Source data >>

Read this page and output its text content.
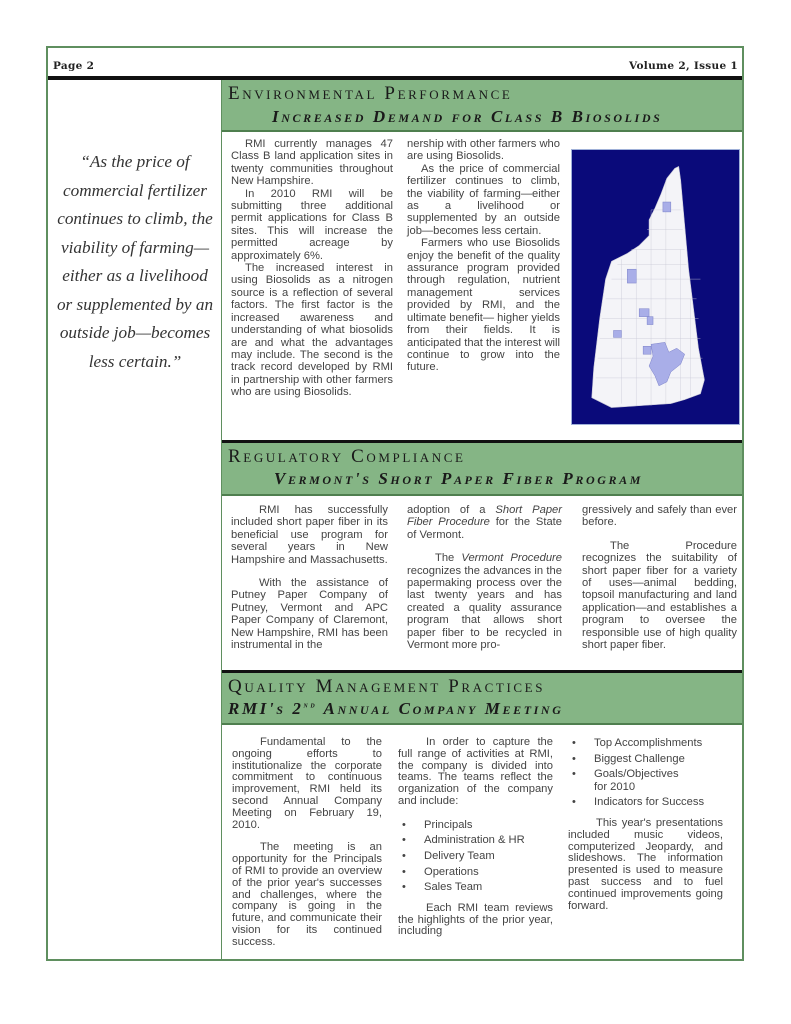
Page 2	Volume 2, Issue 1
“As the price of commercial fertilizer continues to climb, the viability of farming—either as a livelihood or supplemented by an outside job—becomes less certain.”
Environmental Performance
Increased Demand for Class B Biosolids

RMI currently manages 47 Class B land application sites in twenty communities throughout New Hampshire.

In 2010 RMI will be submitting three additional permit applications for Class B sites. This will increase the permitted acreage by approximately 6%.

The increased interest in using Biosolids as a nitrogen source is a reflection of several factors. The first factor is the increased awareness and understanding of what biosolids are and what the advantages may include. The second is the track record developed by RMI in partnership with other farmers who are using Biosolids.

nership with other farmers who are using Biosolids.

As the price of commercial fertilizer continues to climb, the viability of farming—either as a livelihood or supplemented by an outside job—becomes less certain.

Farmers who use Biosolids enjoy the benefit of the quality assurance program provided through regulation, nutrient management services provided by RMI, and the ultimate benefit— higher yields from their fields. It is anticipated that the interest will continue to grow into the future.

Regulatory Compliance
Vermont's Short Paper Fiber Program

RMI has successfully included short paper fiber in its beneficial use program for several years in New Hampshire and Massachusetts.

With the assistance of Putney Paper Company of Putney, Vermont and APC Paper Company of Claremont, New Hampshire, RMI has been instrumental in the

adoption of a Short Paper Fiber Procedure for the State of Vermont.

The Vermont Procedure recognizes the advances in the papermaking process over the last twenty years and has created a quality assurance program that allows short paper fiber to be recycled in Vermont more pro-

gressively and safely than ever before.

The Procedure recognizes the suitability of short paper fiber for a variety of uses—animal bedding, topsoil manufacturing and land application—and establishes a program to oversee the responsible use of high quality short paper fiber.

Quality Management Practices
RMI's 2nd Annual Company Meeting

Fundamental to the ongoing efforts to institutionalize the corporate commitment to continuous improvement, RMI held its second Annual Company Meeting on February 19, 2010.

The meeting is an opportunity for the Principals of RMI to provide an overview of the prior year's successes and challenges, where the company is going in the future, and communicate their vision for its continued success.

In order to capture the full range of activities at RMI, the company is divided into teams. The teams reflect the organization of the company and include:

• Principals
• Administration & HR
• Delivery Team
• Operations
• Sales Team

Each RMI team reviews the highlights of the prior year, including

• Top Accomplishments
• Biggest Challenge
• Goals/Objectives for 2010
• Indicators for Success

This year's presentations included music videos, computerized Jeopardy, and slideshows. The information presented is used to measure past success and to fuel continued improvements going forward.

Instructions to follow >> Which lines include the word "commercial"? List them all.

Worked answer >>
“As the price of commercial fertilizer continues to climb, the viability of farming—either as a livelihood or supplemented by an outside job—becomes less certain.”
As the price of commercial fertilizer continues to climb, the viability of farming—either as a livelihood or supplemented by an outside job—becomes less certain.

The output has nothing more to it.